Items from a data source:
:::::

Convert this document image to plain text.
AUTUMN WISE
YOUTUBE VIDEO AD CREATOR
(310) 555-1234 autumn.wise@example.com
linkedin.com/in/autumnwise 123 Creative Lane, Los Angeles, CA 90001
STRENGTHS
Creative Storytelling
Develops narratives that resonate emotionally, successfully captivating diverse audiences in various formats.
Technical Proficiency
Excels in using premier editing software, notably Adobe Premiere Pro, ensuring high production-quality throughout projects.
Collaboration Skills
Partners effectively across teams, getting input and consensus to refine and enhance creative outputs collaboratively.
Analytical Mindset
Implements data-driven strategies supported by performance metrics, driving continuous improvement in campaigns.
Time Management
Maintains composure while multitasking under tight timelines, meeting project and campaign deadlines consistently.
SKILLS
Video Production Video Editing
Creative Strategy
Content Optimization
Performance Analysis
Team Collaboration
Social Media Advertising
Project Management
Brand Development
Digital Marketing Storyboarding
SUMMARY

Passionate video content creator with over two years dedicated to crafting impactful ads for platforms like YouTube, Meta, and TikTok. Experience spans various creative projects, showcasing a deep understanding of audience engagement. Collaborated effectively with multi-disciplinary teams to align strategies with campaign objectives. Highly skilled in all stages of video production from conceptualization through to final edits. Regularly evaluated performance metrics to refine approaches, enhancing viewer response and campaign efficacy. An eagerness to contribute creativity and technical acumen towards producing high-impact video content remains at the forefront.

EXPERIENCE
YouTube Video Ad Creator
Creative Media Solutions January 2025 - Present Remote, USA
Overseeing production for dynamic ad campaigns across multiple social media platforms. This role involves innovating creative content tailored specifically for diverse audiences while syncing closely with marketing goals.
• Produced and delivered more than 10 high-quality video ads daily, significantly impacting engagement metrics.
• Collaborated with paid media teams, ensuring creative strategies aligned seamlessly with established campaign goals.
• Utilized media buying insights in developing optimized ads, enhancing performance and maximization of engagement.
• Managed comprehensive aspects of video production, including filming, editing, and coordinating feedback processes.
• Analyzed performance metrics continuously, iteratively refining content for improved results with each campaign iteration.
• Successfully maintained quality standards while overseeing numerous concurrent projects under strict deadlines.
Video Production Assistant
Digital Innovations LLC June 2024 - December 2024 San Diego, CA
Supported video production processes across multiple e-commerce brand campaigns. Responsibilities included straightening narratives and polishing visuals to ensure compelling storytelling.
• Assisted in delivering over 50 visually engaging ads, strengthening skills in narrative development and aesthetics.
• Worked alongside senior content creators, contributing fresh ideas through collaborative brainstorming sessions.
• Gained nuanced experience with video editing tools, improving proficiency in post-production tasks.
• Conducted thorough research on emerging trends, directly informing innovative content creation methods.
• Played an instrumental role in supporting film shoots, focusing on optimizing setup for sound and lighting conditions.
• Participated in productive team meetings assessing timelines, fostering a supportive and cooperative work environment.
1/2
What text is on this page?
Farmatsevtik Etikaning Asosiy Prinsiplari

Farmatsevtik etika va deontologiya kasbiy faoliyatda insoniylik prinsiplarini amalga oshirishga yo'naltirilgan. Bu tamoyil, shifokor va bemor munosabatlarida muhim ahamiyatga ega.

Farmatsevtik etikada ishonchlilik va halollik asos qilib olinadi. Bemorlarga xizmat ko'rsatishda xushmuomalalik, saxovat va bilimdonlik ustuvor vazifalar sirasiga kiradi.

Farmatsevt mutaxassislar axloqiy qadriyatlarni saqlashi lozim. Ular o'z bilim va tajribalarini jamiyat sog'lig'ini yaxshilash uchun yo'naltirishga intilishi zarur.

:::::

* What is expected: Make an exact copy of every line from the one with "What text is on this page?" to the end of the data, with the first and last of those lines included.

* Problem solution:
What text is on this page?
Farmatsevtik Etikaning Asosiy Prinsiplari

Farmatsevtik etika va deontologiya kasbiy faoliyatda insoniylik prinsiplarini amalga oshirishga yo'naltirilgan. Bu tamoyil, shifokor va bemor munosabatlarida muhim ahamiyatga ega.

Farmatsevtik etikada ishonchlilik va halollik asos qilib olinadi. Bemorlarga xizmat ko'rsatishda xushmuomalalik, saxovat va bilimdonlik ustuvor vazifalar sirasiga kiradi.

Farmatsevt mutaxassislar axloqiy qadriyatlarni saqlashi lozim. Ular o'z bilim va tajribalarini jamiyat sog'lig'ini yaxshilash uchun yo'naltirishga intilishi zarur.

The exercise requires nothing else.